GOAL OF THE EXERCISE:
Write out each line of the material again, word for word.

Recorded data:

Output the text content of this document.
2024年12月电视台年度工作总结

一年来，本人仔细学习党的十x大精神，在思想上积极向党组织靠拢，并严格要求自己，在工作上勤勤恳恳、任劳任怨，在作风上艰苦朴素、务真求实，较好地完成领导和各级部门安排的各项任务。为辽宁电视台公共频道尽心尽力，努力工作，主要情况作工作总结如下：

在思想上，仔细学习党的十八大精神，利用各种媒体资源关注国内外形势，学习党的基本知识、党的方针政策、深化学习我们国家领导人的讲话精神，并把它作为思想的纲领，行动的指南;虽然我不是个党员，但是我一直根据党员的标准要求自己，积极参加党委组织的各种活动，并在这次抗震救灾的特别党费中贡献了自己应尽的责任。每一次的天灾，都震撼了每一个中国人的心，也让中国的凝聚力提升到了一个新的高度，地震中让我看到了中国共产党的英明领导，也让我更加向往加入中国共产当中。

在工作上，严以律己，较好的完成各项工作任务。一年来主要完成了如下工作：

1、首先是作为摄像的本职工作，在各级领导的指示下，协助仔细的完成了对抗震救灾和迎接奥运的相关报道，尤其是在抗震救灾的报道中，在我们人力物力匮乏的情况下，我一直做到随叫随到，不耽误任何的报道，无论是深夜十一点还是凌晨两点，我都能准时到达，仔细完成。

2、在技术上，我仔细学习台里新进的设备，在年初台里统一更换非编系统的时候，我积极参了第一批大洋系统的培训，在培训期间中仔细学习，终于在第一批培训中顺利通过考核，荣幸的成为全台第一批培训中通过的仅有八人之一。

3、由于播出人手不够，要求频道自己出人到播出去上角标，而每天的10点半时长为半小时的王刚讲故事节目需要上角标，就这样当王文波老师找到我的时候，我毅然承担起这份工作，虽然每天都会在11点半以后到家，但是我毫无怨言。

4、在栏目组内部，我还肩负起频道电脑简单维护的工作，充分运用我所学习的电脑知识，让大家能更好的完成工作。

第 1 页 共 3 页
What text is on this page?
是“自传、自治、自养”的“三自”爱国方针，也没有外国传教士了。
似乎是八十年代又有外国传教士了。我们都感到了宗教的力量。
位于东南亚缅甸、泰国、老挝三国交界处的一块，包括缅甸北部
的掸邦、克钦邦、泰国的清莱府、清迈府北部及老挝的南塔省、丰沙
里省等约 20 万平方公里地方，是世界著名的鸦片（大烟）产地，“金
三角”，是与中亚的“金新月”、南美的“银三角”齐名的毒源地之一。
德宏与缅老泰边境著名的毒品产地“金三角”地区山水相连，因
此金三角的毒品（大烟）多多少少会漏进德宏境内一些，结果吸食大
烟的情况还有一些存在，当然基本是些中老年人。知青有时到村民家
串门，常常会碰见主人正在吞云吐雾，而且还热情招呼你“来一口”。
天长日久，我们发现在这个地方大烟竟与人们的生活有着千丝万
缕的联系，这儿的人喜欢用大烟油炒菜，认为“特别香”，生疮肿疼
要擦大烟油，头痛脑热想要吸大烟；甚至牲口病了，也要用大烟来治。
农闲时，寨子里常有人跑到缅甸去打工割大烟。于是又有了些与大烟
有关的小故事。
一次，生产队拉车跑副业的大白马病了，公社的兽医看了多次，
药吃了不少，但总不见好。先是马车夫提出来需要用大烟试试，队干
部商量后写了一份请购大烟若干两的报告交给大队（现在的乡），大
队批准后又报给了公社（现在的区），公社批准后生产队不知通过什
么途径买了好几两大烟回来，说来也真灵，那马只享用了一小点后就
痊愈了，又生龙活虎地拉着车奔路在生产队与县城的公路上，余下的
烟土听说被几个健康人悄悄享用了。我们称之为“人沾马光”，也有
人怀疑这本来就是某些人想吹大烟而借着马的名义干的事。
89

EXPECTED ANSWER:
Output the text content of this document.
2024年12月电视台年度工作总结

一年来，本人仔细学习党的十x大精神，在思想上积极向党组织靠拢，并严格要求自己，在工作上勤勤恳恳、任劳任怨，在作风上艰苦朴素、务真求实，较好地完成领导和各级部门安排的各项任务。为辽宁电视台公共频道尽心尽力，努力工作，主要情况作工作总结如下：

在思想上，仔细学习党的十八大精神，利用各种媒体资源关注国内外形势，学习党的基本知识、党的方针政策、深化学习我们国家领导人的讲话精神，并把它作为思想的纲领，行动的指南;虽然我不是个党员，但是我一直根据党员的标准要求自己，积极参加党委组织的各种活动，并在这次抗震救灾的特别党费中贡献了自己应尽的责任。每一次的天灾，都震撼了每一个中国人的心，也让中国的凝聚力提升到了一个新的高度，地震中让我看到了中国共产党的英明领导，也让我更加向往加入中国共产当中。

在工作上，严以律己，较好的完成各项工作任务。一年来主要完成了如下工作：

1、首先是作为摄像的本职工作，在各级领导的指示下，协助仔细的完成了对抗震救灾和迎接奥运的相关报道，尤其是在抗震救灾的报道中，在我们人力物力匮乏的情况下，我一直做到随叫随到，不耽误任何的报道，无论是深夜十一点还是凌晨两点，我都能准时到达，仔细完成。

2、在技术上，我仔细学习台里新进的设备，在年初台里统一更换非编系统的时候，我积极参了第一批大洋系统的培训，在培训期间中仔细学习，终于在第一批培训中顺利通过考核，荣幸的成为全台第一批培训中通过的仅有八人之一。

3、由于播出人手不够，要求频道自己出人到播出去上角标，而每天的10点半时长为半小时的王刚讲故事节目需要上角标，就这样当王文波老师找到我的时候，我毅然承担起这份工作，虽然每天都会在11点半以后到家，但是我毫无怨言。

4、在栏目组内部，我还肩负起频道电脑简单维护的工作，充分运用我所学习的电脑知识，让大家能更好的完成工作。

第 1 页 共 3 页
What text is on this page?
是“自传、自治、自养”的“三自”爱国方针，也没有外国传教士了。
似乎是八十年代又有外国传教士了。我们都感到了宗教的力量。
位于东南亚缅甸、泰国、老挝三国交界处的一块，包括缅甸北部
的掸邦、克钦邦、泰国的清莱府、清迈府北部及老挝的南塔省、丰沙
里省等约 20 万平方公里地方，是世界著名的鸦片（大烟）产地，“金
三角”，是与中亚的“金新月”、南美的“银三角”齐名的毒源地之一。
德宏与缅老泰边境著名的毒品产地“金三角”地区山水相连，因
此金三角的毒品（大烟）多多少少会漏进德宏境内一些，结果吸食大
烟的情况还有一些存在，当然基本是些中老年人。知青有时到村民家
串门，常常会碰见主人正在吞云吐雾，而且还热情招呼你“来一口”。
天长日久，我们发现在这个地方大烟竟与人们的生活有着千丝万
缕的联系，这儿的人喜欢用大烟油炒菜，认为“特别香”，生疮肿疼
要擦大烟油，头痛脑热想要吸大烟；甚至牲口病了，也要用大烟来治。
农闲时，寨子里常有人跑到缅甸去打工割大烟。于是又有了些与大烟
有关的小故事。
一次，生产队拉车跑副业的大白马病了，公社的兽医看了多次，
药吃了不少，但总不见好。先是马车夫提出来需要用大烟试试，队干
部商量后写了一份请购大烟若干两的报告交给大队（现在的乡），大
队批准后又报给了公社（现在的区），公社批准后生产队不知通过什
么途径买了好几两大烟回来，说来也真灵，那马只享用了一小点后就
痊愈了，又生龙活虎地拉着车奔路在生产队与县城的公路上，余下的
烟土听说被几个健康人悄悄享用了。我们称之为“人沾马光”，也有
人怀疑这本来就是某些人想吹大烟而借着马的名义干的事。
89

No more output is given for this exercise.